Goal of the exercise:
Filter the lines below, copying only those with the string "οὕτω".

[Recorded data]

** BEGIN **

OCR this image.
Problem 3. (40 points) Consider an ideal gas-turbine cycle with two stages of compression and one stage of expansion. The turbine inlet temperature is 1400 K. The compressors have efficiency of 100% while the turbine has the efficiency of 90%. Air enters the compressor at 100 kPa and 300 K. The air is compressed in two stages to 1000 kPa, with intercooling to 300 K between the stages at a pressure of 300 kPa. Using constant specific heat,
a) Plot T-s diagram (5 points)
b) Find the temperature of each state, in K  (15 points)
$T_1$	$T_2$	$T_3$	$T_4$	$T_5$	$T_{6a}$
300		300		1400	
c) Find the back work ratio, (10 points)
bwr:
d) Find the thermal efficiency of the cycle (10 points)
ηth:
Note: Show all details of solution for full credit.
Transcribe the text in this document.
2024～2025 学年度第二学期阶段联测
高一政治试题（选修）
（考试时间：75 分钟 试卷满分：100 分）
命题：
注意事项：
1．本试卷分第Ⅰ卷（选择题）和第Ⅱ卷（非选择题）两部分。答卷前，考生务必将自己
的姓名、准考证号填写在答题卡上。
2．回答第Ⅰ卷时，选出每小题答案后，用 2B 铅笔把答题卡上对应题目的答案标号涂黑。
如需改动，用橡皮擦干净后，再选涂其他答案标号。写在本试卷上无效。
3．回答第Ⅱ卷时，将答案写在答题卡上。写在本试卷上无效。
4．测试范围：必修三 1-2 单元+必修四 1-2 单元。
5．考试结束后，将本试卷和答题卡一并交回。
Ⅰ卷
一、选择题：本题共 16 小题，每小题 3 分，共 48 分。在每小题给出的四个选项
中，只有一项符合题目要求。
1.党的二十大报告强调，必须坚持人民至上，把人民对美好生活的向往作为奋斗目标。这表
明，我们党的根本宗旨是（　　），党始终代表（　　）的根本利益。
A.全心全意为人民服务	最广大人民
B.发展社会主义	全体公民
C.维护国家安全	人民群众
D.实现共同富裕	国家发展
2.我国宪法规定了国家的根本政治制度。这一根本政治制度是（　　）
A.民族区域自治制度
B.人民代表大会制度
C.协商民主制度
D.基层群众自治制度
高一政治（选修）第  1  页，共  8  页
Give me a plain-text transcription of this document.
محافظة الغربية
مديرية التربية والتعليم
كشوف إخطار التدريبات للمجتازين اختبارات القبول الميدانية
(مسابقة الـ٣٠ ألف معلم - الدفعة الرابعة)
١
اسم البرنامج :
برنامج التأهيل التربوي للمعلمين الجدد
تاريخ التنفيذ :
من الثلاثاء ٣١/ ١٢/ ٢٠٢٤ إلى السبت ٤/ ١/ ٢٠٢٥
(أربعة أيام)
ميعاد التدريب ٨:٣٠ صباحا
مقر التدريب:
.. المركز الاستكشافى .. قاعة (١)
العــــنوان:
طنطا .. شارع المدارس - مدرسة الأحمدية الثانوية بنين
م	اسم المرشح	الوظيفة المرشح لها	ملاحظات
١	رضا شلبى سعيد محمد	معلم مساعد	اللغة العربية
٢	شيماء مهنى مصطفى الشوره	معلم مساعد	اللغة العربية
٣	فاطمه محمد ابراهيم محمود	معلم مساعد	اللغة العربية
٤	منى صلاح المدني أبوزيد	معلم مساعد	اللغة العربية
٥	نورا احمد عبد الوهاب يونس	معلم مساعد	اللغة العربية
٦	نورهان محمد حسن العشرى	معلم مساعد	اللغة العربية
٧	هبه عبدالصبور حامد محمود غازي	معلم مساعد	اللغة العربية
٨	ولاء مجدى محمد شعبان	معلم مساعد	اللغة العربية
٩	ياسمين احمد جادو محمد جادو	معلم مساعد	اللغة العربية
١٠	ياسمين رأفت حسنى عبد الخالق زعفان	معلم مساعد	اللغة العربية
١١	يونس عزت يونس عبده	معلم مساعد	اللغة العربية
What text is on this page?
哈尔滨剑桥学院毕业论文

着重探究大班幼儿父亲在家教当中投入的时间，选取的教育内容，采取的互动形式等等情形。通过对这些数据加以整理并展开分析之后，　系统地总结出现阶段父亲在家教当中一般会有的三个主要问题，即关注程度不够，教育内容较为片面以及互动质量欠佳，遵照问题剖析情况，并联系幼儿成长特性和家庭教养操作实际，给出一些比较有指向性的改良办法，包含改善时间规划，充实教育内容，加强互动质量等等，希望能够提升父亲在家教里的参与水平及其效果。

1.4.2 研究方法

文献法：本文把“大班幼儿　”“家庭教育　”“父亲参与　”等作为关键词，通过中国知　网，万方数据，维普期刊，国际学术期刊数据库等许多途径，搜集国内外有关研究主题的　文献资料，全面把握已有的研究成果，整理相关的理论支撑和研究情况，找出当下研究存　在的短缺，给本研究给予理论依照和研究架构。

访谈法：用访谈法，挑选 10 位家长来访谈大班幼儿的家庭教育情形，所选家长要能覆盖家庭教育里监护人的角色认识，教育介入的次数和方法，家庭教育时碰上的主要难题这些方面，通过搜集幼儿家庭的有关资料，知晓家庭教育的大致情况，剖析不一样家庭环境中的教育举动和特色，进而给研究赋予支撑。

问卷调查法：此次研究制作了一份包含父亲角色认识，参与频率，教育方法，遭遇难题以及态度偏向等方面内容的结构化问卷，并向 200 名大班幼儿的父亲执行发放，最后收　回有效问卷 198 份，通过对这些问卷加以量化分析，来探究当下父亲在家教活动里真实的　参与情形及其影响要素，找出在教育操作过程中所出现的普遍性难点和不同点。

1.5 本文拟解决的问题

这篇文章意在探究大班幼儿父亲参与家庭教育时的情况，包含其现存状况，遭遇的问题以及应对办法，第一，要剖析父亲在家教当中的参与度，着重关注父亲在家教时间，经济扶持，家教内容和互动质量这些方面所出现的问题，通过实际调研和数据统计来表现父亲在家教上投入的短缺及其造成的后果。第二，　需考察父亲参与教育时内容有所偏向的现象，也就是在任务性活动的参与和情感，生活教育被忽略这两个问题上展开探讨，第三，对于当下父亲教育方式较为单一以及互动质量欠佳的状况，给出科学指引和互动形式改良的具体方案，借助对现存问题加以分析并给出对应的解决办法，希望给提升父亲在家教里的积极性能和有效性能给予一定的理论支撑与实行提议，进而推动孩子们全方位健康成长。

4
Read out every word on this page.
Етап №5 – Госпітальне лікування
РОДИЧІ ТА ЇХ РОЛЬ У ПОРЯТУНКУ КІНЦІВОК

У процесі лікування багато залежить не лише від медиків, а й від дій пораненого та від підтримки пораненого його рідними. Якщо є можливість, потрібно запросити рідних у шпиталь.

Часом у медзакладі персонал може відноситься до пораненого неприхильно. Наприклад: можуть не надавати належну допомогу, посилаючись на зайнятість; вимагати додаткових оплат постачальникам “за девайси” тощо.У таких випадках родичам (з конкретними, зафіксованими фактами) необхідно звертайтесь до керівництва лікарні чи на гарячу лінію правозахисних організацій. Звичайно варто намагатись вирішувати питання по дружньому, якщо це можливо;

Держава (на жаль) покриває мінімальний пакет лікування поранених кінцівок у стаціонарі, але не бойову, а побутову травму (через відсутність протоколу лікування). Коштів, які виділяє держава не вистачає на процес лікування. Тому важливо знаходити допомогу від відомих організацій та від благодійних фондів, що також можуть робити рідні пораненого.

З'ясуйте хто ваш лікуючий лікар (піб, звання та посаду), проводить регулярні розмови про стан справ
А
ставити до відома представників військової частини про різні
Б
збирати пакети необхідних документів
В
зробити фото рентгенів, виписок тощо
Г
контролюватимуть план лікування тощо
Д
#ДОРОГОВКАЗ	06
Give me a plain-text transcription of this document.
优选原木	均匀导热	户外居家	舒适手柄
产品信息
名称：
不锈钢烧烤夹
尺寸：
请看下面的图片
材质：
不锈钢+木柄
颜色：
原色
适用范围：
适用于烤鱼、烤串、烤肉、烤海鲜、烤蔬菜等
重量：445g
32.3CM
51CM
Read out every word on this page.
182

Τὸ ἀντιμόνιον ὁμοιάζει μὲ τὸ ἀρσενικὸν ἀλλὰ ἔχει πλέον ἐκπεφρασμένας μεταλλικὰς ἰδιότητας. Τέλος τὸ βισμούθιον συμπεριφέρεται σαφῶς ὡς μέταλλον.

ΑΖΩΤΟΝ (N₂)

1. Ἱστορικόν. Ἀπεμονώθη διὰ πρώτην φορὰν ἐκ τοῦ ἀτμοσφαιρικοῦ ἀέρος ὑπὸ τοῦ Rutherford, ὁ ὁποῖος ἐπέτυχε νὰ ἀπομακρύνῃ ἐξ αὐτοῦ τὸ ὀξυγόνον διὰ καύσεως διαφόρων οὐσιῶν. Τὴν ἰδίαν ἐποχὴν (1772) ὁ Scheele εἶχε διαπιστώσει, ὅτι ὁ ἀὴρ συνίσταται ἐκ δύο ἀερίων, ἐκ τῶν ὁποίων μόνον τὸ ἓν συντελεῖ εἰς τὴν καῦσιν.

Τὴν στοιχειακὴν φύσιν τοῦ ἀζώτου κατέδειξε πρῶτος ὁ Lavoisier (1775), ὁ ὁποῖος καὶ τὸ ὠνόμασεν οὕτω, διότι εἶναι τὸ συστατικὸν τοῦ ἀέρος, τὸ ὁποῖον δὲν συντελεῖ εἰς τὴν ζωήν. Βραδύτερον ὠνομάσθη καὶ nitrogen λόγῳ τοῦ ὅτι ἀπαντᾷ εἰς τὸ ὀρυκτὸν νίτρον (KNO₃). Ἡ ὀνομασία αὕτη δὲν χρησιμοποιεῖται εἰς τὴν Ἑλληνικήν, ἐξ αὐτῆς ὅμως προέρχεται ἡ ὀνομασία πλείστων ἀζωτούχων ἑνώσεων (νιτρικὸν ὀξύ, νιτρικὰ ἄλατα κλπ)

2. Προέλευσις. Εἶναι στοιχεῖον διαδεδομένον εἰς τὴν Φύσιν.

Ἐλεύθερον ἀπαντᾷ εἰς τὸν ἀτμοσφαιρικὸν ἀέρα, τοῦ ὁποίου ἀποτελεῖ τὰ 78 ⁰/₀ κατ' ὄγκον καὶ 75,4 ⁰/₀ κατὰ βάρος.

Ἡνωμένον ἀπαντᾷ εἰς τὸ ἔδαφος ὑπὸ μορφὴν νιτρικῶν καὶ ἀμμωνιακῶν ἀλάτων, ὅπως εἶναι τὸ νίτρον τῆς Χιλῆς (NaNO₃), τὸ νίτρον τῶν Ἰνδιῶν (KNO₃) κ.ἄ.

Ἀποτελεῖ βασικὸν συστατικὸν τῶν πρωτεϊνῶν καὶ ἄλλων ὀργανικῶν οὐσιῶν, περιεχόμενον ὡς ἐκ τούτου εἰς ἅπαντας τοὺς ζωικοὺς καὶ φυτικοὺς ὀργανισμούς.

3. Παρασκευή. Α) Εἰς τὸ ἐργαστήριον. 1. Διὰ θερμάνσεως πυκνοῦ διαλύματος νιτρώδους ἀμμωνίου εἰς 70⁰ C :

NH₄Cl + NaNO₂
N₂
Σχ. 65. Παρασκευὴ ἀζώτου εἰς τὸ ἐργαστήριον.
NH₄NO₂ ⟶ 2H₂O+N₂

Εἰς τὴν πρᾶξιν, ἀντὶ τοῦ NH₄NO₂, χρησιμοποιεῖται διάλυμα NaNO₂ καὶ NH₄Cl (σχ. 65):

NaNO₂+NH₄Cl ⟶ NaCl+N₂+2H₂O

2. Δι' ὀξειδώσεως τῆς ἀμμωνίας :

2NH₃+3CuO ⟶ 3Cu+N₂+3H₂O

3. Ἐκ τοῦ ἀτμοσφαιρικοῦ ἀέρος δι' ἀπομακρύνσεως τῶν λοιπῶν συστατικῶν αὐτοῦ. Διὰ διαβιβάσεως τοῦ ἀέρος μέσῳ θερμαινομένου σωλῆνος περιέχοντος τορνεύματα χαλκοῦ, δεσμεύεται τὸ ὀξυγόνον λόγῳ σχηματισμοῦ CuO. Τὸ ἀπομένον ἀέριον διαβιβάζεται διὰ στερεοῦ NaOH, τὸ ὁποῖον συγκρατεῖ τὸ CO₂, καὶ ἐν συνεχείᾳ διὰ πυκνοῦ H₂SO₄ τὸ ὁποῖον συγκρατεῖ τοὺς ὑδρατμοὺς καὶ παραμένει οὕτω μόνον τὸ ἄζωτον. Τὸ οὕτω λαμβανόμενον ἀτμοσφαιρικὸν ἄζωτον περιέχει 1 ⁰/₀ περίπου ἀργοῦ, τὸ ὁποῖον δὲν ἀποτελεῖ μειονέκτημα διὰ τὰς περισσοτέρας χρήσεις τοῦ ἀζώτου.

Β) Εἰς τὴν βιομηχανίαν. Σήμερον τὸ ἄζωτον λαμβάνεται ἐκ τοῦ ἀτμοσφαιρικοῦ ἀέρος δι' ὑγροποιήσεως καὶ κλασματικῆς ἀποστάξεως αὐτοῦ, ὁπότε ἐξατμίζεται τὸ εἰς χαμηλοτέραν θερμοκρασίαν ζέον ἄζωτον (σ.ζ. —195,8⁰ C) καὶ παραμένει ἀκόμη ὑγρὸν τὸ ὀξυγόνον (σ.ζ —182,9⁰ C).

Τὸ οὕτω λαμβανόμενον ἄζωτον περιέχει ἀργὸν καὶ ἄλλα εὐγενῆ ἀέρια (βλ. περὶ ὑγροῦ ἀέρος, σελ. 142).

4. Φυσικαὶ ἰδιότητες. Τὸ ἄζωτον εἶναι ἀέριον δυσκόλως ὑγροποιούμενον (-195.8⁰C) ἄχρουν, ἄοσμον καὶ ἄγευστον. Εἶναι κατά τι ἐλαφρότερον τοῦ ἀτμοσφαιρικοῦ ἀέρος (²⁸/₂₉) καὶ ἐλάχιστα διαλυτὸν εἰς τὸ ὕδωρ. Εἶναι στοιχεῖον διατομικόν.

** END **

Result of this task:
Τὴν στοιχειακὴν φύσιν τοῦ ἀζώτου κατέδειξε πρῶτος ὁ Lavoisier (1775), ὁ ὁποῖος καὶ τὸ ὠνόμασεν οὕτω, διότι εἶναι τὸ συστατικὸν τοῦ ἀέρος, τὸ ὁποῖον δὲν συντελεῖ εἰς τὴν ζωήν. Βραδύτερον ὠνομάσθη καὶ nitrogen λόγῳ τοῦ ὅτι ἀπαντᾷ εἰς τὸ ὀρυκτὸν νίτρον (KNO₃). Ἡ ὀνομασία αὕτη δὲν χρησιμοποιεῖται εἰς τὴν Ἑλληνικήν, ἐξ αὐτῆς ὅμως προέρχεται ἡ ὀνομασία πλείστων ἀζωτούχων ἑνώσεων (νιτρικὸν ὀξύ, νιτρικὰ ἄλατα κλπ)
3. Ἐκ τοῦ ἀτμοσφαιρικοῦ ἀέρος δι' ἀπομακρύνσεως τῶν λοιπῶν συστατικῶν αὐτοῦ. Διὰ διαβιβάσεως τοῦ ἀέρος μέσῳ θερμαινομένου σωλῆνος περιέχοντος τορνεύματα χαλκοῦ, δεσμεύεται τὸ ὀξυγόνον λόγῳ σχηματισμοῦ CuO. Τὸ ἀπομένον ἀέριον διαβιβάζεται διὰ στερεοῦ NaOH, τὸ ὁποῖον συγκρατεῖ τὸ CO₂, καὶ ἐν συνεχείᾳ διὰ πυκνοῦ H₂SO₄ τὸ ὁποῖον συγκρατεῖ τοὺς ὑδρατμοὺς καὶ παραμένει οὕτω μόνον τὸ ἄζωτον. Τὸ οὕτω λαμβανόμενον ἀτμοσφαιρικὸν ἄζωτον περιέχει 1 ⁰/₀ περίπου ἀργοῦ, τὸ ὁποῖον δὲν ἀποτελεῖ μειονέκτημα διὰ τὰς περισσοτέρας χρήσεις τοῦ ἀζώτου.
Τὸ οὕτω λαμβανόμενον ἄζωτον περιέχει ἀργὸν καὶ ἄλλα εὐγενῆ ἀέρια (βλ. περὶ ὑγροῦ ἀέρος, σελ. 142).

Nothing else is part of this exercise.